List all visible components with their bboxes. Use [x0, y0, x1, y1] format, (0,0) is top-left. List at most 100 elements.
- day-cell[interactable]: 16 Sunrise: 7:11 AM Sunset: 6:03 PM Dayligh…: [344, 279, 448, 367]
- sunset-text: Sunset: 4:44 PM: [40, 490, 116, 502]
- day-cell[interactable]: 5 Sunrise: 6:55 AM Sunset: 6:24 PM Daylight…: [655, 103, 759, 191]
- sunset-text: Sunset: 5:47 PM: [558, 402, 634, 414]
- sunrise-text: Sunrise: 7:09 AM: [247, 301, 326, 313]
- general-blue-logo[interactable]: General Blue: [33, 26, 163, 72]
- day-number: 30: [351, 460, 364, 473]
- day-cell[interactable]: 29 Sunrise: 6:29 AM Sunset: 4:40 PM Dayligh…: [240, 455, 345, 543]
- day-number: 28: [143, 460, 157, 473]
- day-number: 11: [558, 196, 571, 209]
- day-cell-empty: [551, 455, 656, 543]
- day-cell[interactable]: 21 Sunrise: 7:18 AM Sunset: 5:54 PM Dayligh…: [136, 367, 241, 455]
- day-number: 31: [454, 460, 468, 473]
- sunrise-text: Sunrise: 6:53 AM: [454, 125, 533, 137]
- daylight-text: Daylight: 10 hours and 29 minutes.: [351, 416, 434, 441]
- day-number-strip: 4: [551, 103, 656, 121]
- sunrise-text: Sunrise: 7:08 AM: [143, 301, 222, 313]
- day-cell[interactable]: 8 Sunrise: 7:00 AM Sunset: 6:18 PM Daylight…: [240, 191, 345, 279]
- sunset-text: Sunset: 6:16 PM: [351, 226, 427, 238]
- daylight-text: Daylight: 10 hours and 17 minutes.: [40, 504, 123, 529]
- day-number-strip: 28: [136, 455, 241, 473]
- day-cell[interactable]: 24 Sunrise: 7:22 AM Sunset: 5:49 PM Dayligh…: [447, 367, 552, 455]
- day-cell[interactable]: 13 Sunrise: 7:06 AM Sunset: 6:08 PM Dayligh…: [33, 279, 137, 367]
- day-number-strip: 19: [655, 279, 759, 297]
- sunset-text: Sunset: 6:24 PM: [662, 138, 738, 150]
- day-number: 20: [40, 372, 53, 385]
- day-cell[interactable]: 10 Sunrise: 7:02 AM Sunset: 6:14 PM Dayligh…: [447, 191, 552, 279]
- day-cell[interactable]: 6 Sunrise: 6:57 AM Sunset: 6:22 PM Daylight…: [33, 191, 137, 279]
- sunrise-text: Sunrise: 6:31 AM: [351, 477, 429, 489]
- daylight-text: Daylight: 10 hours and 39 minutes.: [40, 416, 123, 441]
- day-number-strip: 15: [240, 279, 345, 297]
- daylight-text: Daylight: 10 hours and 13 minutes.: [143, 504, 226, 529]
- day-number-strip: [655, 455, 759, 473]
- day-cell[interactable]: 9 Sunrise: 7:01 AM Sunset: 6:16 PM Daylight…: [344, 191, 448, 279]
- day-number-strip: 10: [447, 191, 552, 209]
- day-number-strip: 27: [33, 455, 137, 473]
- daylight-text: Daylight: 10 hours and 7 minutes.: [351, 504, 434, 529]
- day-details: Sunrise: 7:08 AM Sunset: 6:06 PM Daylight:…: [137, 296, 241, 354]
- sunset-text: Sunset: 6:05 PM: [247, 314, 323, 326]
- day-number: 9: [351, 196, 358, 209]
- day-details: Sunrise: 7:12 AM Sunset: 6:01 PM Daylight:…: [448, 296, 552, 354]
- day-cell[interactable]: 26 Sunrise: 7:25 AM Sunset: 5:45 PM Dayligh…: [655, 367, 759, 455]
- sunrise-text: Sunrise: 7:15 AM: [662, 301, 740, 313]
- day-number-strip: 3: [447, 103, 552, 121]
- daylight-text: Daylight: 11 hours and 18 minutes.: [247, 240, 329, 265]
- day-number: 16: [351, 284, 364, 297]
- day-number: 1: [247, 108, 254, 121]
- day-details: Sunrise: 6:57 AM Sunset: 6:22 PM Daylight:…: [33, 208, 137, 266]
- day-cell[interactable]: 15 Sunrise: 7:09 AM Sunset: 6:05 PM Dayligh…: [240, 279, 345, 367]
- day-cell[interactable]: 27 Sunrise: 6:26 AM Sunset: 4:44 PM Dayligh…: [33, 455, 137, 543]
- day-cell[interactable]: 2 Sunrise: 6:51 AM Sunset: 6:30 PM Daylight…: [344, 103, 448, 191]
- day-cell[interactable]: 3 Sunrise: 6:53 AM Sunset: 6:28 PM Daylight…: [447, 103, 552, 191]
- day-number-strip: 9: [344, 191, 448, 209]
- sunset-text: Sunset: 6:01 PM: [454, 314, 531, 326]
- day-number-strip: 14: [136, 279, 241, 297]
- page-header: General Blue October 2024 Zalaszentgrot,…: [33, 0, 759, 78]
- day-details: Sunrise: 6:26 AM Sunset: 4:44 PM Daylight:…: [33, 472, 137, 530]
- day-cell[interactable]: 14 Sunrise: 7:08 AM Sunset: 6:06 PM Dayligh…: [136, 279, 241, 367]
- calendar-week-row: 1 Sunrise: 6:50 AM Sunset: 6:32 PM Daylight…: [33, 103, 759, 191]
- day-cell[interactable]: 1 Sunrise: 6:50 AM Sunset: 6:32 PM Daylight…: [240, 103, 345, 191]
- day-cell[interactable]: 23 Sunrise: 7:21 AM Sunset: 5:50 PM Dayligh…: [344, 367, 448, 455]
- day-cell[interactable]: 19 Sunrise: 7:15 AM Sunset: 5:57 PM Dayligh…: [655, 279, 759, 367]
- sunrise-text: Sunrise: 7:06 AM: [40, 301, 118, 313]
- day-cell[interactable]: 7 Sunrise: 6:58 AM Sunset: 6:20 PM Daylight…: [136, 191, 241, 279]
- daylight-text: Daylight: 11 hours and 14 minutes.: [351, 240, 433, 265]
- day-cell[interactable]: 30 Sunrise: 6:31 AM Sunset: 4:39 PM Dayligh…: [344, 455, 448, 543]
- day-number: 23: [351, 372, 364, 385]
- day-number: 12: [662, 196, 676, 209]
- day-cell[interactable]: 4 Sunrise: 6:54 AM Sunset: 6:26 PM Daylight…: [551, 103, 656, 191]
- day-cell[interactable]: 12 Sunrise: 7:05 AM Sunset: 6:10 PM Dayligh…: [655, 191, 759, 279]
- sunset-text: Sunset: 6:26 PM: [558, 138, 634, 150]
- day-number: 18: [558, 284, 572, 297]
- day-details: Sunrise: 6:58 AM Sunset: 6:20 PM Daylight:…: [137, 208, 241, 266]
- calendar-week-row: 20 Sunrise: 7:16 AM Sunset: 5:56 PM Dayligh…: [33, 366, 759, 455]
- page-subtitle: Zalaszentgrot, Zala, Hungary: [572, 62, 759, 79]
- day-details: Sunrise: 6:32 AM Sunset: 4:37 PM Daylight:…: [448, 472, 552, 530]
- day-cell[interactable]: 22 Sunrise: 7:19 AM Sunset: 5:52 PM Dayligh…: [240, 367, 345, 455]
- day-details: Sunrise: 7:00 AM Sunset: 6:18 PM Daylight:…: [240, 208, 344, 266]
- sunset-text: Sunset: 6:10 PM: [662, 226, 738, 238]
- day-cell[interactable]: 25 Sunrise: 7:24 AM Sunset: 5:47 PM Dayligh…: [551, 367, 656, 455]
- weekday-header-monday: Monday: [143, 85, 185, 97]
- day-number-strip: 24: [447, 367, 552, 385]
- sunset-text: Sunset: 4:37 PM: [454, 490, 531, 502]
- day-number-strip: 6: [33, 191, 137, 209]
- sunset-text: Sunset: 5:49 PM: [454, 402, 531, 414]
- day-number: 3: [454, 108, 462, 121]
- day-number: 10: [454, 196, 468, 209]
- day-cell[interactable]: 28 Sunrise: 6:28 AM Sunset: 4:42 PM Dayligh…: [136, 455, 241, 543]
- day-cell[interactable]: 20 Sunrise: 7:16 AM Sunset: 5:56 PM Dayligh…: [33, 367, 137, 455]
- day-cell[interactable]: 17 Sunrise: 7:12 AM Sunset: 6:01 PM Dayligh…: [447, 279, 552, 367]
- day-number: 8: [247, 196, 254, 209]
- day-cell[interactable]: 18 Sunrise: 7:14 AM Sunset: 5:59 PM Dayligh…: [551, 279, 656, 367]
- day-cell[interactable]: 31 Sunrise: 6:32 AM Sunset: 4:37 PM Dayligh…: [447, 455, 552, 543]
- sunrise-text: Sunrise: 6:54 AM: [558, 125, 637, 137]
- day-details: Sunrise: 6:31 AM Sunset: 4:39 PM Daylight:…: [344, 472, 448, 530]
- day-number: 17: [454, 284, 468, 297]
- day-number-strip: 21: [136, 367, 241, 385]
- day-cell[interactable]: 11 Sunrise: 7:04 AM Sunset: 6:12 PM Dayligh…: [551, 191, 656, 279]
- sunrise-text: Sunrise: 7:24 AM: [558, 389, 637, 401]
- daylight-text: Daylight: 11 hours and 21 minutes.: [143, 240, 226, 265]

...

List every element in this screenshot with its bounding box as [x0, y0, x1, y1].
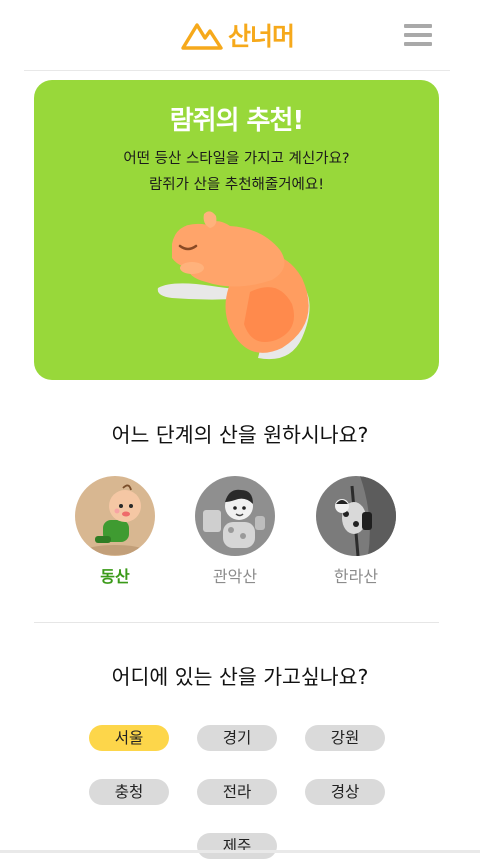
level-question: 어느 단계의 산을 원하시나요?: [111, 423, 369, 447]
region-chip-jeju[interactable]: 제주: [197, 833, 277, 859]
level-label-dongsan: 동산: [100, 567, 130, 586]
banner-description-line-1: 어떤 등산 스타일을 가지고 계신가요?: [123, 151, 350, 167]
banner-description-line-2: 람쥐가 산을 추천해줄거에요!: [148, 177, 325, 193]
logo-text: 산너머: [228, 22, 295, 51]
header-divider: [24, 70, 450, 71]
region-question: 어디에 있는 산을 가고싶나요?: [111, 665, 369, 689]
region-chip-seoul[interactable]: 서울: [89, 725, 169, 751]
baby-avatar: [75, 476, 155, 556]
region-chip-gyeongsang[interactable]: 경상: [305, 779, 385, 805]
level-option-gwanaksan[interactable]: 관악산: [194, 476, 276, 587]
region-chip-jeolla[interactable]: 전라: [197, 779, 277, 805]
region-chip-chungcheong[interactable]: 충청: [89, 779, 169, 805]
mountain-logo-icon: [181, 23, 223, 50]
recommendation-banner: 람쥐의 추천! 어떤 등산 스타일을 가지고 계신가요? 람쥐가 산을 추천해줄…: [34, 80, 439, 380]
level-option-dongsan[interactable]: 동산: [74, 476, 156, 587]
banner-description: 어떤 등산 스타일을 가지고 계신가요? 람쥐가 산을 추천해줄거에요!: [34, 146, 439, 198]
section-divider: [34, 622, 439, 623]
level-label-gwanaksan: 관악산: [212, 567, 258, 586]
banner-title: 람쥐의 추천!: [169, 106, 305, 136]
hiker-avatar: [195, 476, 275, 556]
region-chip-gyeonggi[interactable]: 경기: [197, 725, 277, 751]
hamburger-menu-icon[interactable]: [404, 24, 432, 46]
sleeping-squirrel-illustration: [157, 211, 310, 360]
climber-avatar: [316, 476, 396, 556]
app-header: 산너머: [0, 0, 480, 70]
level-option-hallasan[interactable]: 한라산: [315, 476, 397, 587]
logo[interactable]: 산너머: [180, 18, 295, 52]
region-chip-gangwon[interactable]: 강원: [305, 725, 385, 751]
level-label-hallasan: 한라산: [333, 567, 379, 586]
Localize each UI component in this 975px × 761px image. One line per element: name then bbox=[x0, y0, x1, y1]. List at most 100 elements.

**EXERCISE BRIEF**
Rewrite the stretch of the listing from the line containing "List all visible" through the line containing "- day-number: 31: [454, 460, 468, 473]", changing "sunset-text" to "sunset-label" and keeping everything else the same. Return only those lines.

**RESULT OF THE EXERCISE**
List all visible components with their bboxes. Use [x0, y0, x1, y1] format, (0,0) is top-left. List at most 100 elements.
- day-cell[interactable]: 16 Sunrise: 7:11 AM Sunset: 6:03 PM Dayligh…: [344, 279, 448, 367]
- sunset-label: Sunset: 4:44 PM: [40, 490, 116, 502]
- day-cell[interactable]: 5 Sunrise: 6:55 AM Sunset: 6:24 PM Daylight…: [655, 103, 759, 191]
- sunset-label: Sunset: 5:47 PM: [558, 402, 634, 414]
- sunrise-text: Sunrise: 7:09 AM: [247, 301, 326, 313]
- general-blue-logo[interactable]: General Blue: [33, 26, 163, 72]
- day-number: 30: [351, 460, 364, 473]
- day-cell[interactable]: 29 Sunrise: 6:29 AM Sunset: 4:40 PM Dayligh…: [240, 455, 345, 543]
- day-number: 28: [143, 460, 157, 473]
- day-number: 11: [558, 196, 571, 209]
- day-cell-empty: [551, 455, 656, 543]
- day-cell[interactable]: 21 Sunrise: 7:18 AM Sunset: 5:54 PM Dayligh…: [136, 367, 241, 455]
- day-number: 31: [454, 460, 468, 473]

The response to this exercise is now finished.